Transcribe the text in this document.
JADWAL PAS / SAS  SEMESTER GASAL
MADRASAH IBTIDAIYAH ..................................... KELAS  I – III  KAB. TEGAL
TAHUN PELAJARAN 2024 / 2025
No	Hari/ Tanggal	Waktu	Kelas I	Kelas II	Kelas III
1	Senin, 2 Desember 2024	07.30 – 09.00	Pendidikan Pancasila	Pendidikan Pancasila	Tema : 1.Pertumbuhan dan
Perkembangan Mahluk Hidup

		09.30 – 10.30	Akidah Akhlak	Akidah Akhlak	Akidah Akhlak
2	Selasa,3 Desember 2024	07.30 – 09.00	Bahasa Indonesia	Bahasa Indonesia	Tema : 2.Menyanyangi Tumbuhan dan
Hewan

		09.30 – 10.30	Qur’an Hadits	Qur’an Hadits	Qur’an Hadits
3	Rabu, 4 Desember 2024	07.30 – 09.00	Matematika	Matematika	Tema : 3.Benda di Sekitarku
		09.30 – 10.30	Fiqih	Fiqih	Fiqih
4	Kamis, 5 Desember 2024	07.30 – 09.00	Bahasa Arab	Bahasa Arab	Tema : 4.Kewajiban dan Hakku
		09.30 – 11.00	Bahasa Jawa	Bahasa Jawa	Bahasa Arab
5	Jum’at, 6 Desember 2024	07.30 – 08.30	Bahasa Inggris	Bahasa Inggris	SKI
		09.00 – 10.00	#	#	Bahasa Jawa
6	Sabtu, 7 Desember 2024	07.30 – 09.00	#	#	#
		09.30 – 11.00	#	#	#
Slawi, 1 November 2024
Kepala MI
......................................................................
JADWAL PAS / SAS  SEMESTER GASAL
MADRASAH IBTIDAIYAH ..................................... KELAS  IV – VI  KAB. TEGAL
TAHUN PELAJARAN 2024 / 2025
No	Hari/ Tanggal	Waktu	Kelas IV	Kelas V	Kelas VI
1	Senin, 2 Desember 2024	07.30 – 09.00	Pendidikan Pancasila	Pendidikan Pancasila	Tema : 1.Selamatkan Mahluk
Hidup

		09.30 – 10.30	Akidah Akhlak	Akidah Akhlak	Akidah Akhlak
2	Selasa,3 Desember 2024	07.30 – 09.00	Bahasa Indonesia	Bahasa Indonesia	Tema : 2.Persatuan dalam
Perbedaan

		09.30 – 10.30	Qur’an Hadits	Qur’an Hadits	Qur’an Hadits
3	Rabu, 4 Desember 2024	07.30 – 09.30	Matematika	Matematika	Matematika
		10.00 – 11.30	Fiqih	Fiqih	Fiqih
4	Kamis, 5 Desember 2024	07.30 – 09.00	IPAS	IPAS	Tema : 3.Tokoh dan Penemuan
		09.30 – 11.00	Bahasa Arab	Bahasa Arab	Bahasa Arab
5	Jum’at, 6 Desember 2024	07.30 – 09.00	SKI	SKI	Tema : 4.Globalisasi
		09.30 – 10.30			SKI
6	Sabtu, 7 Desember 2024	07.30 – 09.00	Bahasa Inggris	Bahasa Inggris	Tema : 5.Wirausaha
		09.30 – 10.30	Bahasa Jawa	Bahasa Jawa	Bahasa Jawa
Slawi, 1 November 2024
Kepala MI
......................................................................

> _JOB_
Identify which lines contain the word "TEGAL" and copy each one.

> _RESULT OF THE EXERCISE_
MADRASAH IBTIDAIYAH ..................................... KELAS  I – III  KAB. TEGAL
MADRASAH IBTIDAIYAH ..................................... KELAS  IV – VI  KAB. TEGAL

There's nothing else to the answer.